# [Set exercise]
Write out the whole listing, matching it exactly.

[Figure collection entries]
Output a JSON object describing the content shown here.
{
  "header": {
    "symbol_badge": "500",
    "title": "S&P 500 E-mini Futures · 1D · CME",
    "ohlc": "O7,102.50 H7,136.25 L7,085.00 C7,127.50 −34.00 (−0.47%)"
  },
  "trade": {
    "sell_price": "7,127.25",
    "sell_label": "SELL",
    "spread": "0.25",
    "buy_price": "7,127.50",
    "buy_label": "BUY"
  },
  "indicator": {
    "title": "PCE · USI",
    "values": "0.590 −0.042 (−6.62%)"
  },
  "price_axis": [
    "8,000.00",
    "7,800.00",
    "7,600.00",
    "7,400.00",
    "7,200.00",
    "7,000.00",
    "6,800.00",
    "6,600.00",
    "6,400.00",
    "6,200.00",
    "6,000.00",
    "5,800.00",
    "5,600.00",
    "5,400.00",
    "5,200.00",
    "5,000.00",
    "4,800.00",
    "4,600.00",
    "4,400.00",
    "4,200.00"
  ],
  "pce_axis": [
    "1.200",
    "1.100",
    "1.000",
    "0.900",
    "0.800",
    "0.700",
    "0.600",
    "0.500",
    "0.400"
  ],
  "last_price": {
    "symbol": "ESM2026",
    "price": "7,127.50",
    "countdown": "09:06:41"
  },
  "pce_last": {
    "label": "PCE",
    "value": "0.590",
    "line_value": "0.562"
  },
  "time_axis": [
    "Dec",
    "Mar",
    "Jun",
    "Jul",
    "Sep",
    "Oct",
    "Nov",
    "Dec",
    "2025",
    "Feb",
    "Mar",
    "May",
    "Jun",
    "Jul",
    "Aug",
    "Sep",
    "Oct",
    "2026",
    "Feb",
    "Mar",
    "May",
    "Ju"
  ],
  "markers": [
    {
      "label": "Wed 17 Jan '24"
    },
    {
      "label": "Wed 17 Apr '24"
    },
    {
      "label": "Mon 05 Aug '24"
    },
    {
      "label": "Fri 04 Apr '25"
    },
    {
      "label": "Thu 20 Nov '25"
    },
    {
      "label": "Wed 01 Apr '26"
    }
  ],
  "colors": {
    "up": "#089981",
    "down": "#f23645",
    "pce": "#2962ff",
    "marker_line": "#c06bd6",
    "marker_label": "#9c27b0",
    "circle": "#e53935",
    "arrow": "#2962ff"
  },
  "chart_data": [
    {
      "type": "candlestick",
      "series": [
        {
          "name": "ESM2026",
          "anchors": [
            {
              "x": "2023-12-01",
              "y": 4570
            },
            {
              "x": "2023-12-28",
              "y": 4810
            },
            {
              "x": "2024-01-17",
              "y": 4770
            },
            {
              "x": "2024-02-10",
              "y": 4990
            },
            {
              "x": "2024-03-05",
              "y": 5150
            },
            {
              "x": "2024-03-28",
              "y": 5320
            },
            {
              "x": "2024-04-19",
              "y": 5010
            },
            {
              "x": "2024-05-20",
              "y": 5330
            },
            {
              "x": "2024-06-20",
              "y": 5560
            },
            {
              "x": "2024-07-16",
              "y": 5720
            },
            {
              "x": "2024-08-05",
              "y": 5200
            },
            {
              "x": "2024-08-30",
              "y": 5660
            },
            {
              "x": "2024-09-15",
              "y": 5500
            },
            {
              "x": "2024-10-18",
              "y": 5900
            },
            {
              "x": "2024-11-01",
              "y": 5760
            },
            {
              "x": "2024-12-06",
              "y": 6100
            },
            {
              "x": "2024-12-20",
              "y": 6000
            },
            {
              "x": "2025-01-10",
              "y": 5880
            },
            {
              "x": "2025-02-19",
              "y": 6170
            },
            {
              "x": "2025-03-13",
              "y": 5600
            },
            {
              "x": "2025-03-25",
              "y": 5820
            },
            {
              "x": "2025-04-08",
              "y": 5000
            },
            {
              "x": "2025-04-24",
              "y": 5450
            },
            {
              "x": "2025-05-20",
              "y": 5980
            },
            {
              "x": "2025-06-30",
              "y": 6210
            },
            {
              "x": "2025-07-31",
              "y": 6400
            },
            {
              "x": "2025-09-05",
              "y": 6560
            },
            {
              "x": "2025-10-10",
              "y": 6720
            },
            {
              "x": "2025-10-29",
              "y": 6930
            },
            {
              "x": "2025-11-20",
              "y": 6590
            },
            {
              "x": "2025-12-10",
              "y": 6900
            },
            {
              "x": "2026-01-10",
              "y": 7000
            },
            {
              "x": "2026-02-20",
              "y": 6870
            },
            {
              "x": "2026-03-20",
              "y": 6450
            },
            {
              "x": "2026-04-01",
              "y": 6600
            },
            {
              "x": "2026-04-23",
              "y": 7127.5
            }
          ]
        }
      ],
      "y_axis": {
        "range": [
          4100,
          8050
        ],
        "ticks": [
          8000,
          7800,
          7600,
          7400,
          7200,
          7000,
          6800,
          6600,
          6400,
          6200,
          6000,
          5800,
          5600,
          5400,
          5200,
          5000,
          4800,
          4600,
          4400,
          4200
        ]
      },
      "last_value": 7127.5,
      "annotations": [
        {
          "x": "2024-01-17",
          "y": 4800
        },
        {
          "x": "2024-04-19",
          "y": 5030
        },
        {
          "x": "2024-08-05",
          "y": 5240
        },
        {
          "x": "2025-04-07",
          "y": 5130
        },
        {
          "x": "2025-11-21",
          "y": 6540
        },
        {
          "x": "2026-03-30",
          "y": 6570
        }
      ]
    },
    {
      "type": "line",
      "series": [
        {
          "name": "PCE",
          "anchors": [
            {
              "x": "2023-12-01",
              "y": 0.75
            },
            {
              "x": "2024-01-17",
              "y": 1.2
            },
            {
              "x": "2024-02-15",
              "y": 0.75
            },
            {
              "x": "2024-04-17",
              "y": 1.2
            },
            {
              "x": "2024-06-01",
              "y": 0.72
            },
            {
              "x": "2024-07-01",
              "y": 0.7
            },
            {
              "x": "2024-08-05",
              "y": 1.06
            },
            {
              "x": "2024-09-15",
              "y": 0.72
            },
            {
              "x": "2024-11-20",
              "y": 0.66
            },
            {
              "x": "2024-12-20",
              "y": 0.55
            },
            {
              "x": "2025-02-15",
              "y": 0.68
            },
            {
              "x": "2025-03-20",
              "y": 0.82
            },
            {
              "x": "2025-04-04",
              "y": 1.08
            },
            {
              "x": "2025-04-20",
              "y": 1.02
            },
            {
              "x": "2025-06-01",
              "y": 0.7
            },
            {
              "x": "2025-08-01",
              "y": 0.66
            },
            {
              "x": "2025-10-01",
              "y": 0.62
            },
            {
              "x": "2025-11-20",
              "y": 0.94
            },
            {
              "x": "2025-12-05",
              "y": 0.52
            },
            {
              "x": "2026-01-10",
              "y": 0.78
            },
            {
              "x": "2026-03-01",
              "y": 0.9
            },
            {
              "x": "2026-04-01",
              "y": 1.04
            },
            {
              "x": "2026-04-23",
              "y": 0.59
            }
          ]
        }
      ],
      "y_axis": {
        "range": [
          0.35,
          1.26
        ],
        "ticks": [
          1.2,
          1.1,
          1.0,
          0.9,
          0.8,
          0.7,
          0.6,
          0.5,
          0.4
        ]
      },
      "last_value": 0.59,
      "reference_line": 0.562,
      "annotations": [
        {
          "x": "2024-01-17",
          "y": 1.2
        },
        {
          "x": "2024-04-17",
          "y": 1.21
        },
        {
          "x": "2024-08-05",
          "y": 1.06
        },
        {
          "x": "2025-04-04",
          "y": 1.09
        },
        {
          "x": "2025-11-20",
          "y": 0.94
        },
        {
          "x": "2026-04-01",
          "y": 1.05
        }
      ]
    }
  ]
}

# [Answer to this exercise]
Output a JSON object describing the content shown here.
{
  "header": {
    "symbol_badge": "500",
    "title": "S&P 500 E-mini Futures · 1D · CME",
    "ohlc": "O7,102.50 H7,136.25 L7,085.00 C7,127.50 −34.00 (−0.47%)"
  },
  "trade": {
    "sell_price": "7,127.25",
    "sell_label": "SELL",
    "spread": "0.25",
    "buy_price": "7,127.50",
    "buy_label": "BUY"
  },
  "indicator": {
    "title": "PCE · USI",
    "values": "0.590 −0.042 (−6.62%)"
  },
  "price_axis": [
    "8,000.00",
    "7,800.00",
    "7,600.00",
    "7,400.00",
    "7,200.00",
    "7,000.00",
    "6,800.00",
    "6,600.00",
    "6,400.00",
    "6,200.00",
    "6,000.00",
    "5,800.00",
    "5,600.00",
    "5,400.00",
    "5,200.00",
    "5,000.00",
    "4,800.00",
    "4,600.00",
    "4,400.00",
    "4,200.00"
  ],
  "pce_axis": [
    "1.200",
    "1.100",
    "1.000",
    "0.900",
    "0.800",
    "0.700",
    "0.600",
    "0.500",
    "0.400"
  ],
  "last_price": {
    "symbol": "ESM2026",
    "price": "7,127.50",
    "countdown": "09:06:41"
  },
  "pce_last": {
    "label": "PCE",
    "value": "0.590",
    "line_value": "0.562"
  },
  "time_axis": [
    "Dec",
    "Mar",
    "Jun",
    "Jul",
    "Sep",
    "Oct",
    "Nov",
    "Dec",
    "2025",
    "Feb",
    "Mar",
    "May",
    "Jun",
    "Jul",
    "Aug",
    "Sep",
    "Oct",
    "2026",
    "Feb",
    "Mar",
    "May",
    "Ju"
  ],
  "markers": [
    {
      "label": "Wed 17 Jan '24"
    },
    {
      "label": "Wed 17 Apr '24"
    },
    {
      "label": "Mon 05 Aug '24"
    },
    {
      "label": "Fri 04 Apr '25"
    },
    {
      "label": "Thu 20 Nov '25"
    },
    {
      "label": "Wed 01 Apr '26"
    }
  ],
  "colors": {
    "up": "#089981",
    "down": "#f23645",
    "pce": "#2962ff",
    "marker_line": "#c06bd6",
    "marker_label": "#9c27b0",
    "circle": "#e53935",
    "arrow": "#2962ff"
  },
  "chart_data": [
    {
      "type": "candlestick",
      "series": [
        {
          "name": "ESM2026",
          "anchors": [
            {
              "x": "2023-12-01",
              "y": 4570
            },
            {
              "x": "2023-12-28",
              "y": 4810
            },
            {
              "x": "2024-01-17",
              "y": 4770
            },
            {
              "x": "2024-02-10",
              "y": 4990
            },
            {
              "x": "2024-03-05",
              "y": 5150
            },
            {
              "x": "2024-03-28",
              "y": 5320
            },
            {
              "x": "2024-04-19",
              "y": 5010
            },
            {
              "x": "2024-05-20",
              "y": 5330
            },
            {
              "x": "2024-06-20",
              "y": 5560
            },
            {
              "x": "2024-07-16",
              "y": 5720
            },
            {
              "x": "2024-08-05",
              "y": 5200
            },
            {
              "x": "2024-08-30",
              "y": 5660
            },
            {
              "x": "2024-09-15",
              "y": 5500
            },
            {
              "x": "2024-10-18",
              "y": 5900
            },
            {
              "x": "2024-11-01",
              "y": 5760
            },
            {
              "x": "2024-12-06",
              "y": 6100
            },
            {
              "x": "2024-12-20",
              "y": 6000
            },
            {
              "x": "2025-01-10",
              "y": 5880
            },
            {
              "x": "2025-02-19",
              "y": 6170
            },
            {
              "x": "2025-03-13",
              "y": 5600
            },
            {
              "x": "2025-03-25",
              "y": 5820
            },
            {
              "x": "2025-04-08",
              "y": 5000
            },
            {
              "x": "2025-04-24",
              "y": 5450
            },
            {
              "x": "2025-05-20",
              "y": 5980
            },
            {
              "x": "2025-06-30",
              "y": 6210
            },
            {
              "x": "2025-07-31",
              "y": 6400
            },
            {
              "x": "2025-09-05",
              "y": 6560
            },
            {
              "x": "2025-10-10",
              "y": 6720
            },
            {
              "x": "2025-10-29",
              "y": 6930
            },
            {
              "x": "2025-11-20",
              "y": 6590
            },
            {
              "x": "2025-12-10",
              "y": 6900
            },
            {
              "x": "2026-01-10",
              "y": 7000
            },
            {
              "x": "2026-02-20",
              "y": 6870
            },
            {
              "x": "2026-03-20",
              "y": 6450
            },
            {
              "x": "2026-04-01",
              "y": 6600
            },
            {
              "x": "2026-04-23",
              "y": 7127.5
            }
          ]
        }
      ],
      "y_axis": {
        "range": [
          4100,
          8050
        ],
        "ticks": [
          8000,
          7800,
          7600,
          7400,
          7200,
          7000,
          6800,
          6600,
          6400,
          6200,
          6000,
          5800,
          5600,
          5400,
          5200,
          5000,
          4800,
          4600,
          4400,
          4200
        ]
      },
      "last_value": 7127.5,
      "annotations": [
        {
          "x": "2024-01-17",
          "y": 4800
        },
        {
          "x": "2024-04-19",
          "y": 5030
        },
        {
          "x": "2024-08-05",
          "y": 5240
        },
        {
          "x": "2025-04-07",
          "y": 5130
        },
        {
          "x": "2025-11-21",
          "y": 6540
        },
        {
          "x": "2026-03-30",
          "y": 6570
        }
      ]
    },
    {
      "type": "line",
      "series": [
        {
          "name": "PCE",
          "anchors": [
            {
              "x": "2023-12-01",
              "y": 0.75
            },
            {
              "x": "2024-01-17",
              "y": 1.2
            },
            {
              "x": "2024-02-15",
              "y": 0.75
            },
            {
              "x": "2024-04-17",
              "y": 1.2
            },
            {
              "x": "2024-06-01",
              "y": 0.72
            },
            {
              "x": "2024-07-01",
              "y": 0.7
            },
            {
              "x": "2024-08-05",
              "y": 1.06
            },
            {
              "x": "2024-09-15",
              "y": 0.72
            },
            {
              "x": "2024-11-20",
              "y": 0.66
            },
            {
              "x": "2024-12-20",
              "y": 0.55
            },
            {
              "x": "2025-02-15",
              "y": 0.68
            },
            {
              "x": "2025-03-20",
              "y": 0.82
            },
            {
              "x": "2025-04-04",
              "y": 1.08
            },
            {
              "x": "2025-04-20",
              "y": 1.02
            },
            {
              "x": "2025-06-01",
              "y": 0.7
            },
            {
              "x": "2025-08-01",
              "y": 0.66
            },
            {
              "x": "2025-10-01",
              "y": 0.62
            },
            {
              "x": "2025-11-20",
              "y": 0.94
            },
            {
              "x": "2025-12-05",
              "y": 0.52
            },
            {
              "x": "2026-01-10",
              "y": 0.78
            },
            {
              "x": "2026-03-01",
              "y": 0.9
            },
            {
              "x": "2026-04-01",
              "y": 1.04
            },
            {
              "x": "2026-04-23",
              "y": 0.59
            }
          ]
        }
      ],
      "y_axis": {
        "range": [
          0.35,
          1.26
        ],
        "ticks": [
          1.2,
          1.1,
          1.0,
          0.9,
          0.8,
          0.7,
          0.6,
          0.5,
          0.4
        ]
      },
      "last_value": 0.59,
      "reference_line": 0.562,
      "annotations": [
        {
          "x": "2024-01-17",
          "y": 1.2
        },
        {
          "x": "2024-04-17",
          "y": 1.21
        },
        {
          "x": "2024-08-05",
          "y": 1.06
        },
        {
          "x": "2025-04-04",
          "y": 1.09
        },
        {
          "x": "2025-11-20",
          "y": 0.94
        },
        {
          "x": "2026-04-01",
          "y": 1.05
        }
      ]
    }
  ]
}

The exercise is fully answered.